Brief:
Copy each line below that includes "adós".

======== Record list ========

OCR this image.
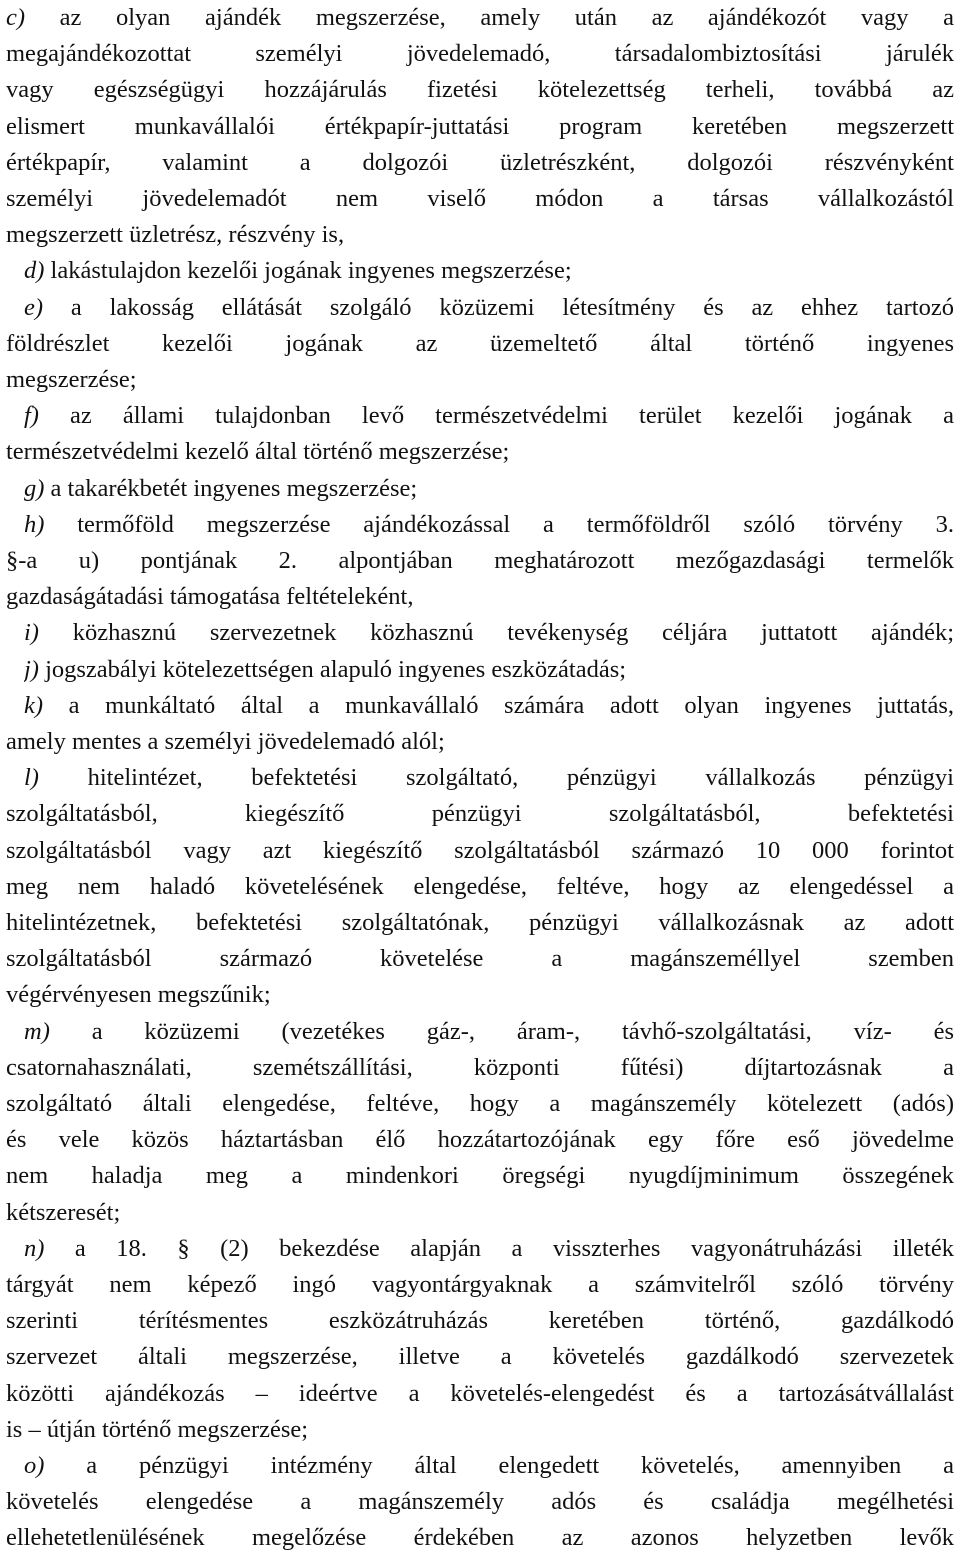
c) az olyan ajándék megszerzése, amely után az ajándékozót vagy a
megajándékozottat személyi jövedelemadó, társadalombiztosítási járulék
vagy egészségügyi hozzájárulás fizetési kötelezettség terheli, továbbá az
elismert munkavállalói értékpapír-juttatási program keretében megszerzett
értékpapír, valamint a dolgozói üzletrészként, dolgozói részvényként
személyi jövedelemadót nem viselő módon a társas vállalkozástól
megszerzett üzletrész, részvény is,
d) lakástulajdon kezelői jogának ingyenes megszerzése;
e) a lakosság ellátását szolgáló közüzemi létesítmény és az ehhez tartozó
földrészlet kezelői jogának az üzemeltető által történő ingyenes
megszerzése;
f) az állami tulajdonban levő természetvédelmi terület kezelői jogának a
természetvédelmi kezelő által történő megszerzése;
g) a takarékbetét ingyenes megszerzése;
h) termőföld megszerzése ajándékozással a termőföldről szóló törvény 3.
§-a u) pontjának 2. alpontjában meghatározott mezőgazdasági termelők
gazdaságátadási támogatása feltételeként,
i) közhasznú szervezetnek közhasznú tevékenység céljára juttatott ajándék;
j) jogszabályi kötelezettségen alapuló ingyenes eszközátadás;
k) a munkáltató által a munkavállaló számára adott olyan ingyenes juttatás,
amely mentes a személyi jövedelemadó alól;
l) hitelintézet, befektetési szolgáltató, pénzügyi vállalkozás pénzügyi
szolgáltatásból, kiegészítő pénzügyi szolgáltatásból, befektetési
szolgáltatásból vagy azt kiegészítő szolgáltatásból származó 10 000 forintot
meg nem haladó követelésének elengedése, feltéve, hogy az elengedéssel a
hitelintézetnek, befektetési szolgáltatónak, pénzügyi vállalkozásnak az adott
szolgáltatásból származó követelése a magánszeméllyel szemben
végérvényesen megszűnik;
m) a közüzemi (vezetékes gáz-, áram-, távhő-szolgáltatási, víz- és
csatornahasználati, szemétszállítási, központi fűtési) díjtartozásnak a
szolgáltató általi elengedése, feltéve, hogy a magánszemély kötelezett (adós)
és vele közös háztartásban élő hozzátartozójának egy főre eső jövedelme
nem haladja meg a mindenkori öregségi nyugdíjminimum összegének
kétszeresét;
n) a 18. § (2) bekezdése alapján a visszterhes vagyonátruházási illeték
tárgyát nem képező ingó vagyontárgyaknak a számvitelről szóló törvény
szerinti térítésmentes eszközátruházás keretében történő, gazdálkodó
szervezet általi megszerzése, illetve a követelés gazdálkodó szervezetek
közötti ajándékozás – ideértve a követelés-elengedést és a tartozásátvállalást
is – útján történő megszerzése;
o) a pénzügyi intézmény által elengedett követelés, amennyiben a
követelés elengedése a magánszemély adós és családja megélhetési
ellehetetlenülésének megelőzése érdekében az azonos helyzetben levők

========

Response:
szolgáltató általi elengedése, feltéve, hogy a magánszemély kötelezett (adós)
követelés elengedése a magánszemély adós és családja megélhetési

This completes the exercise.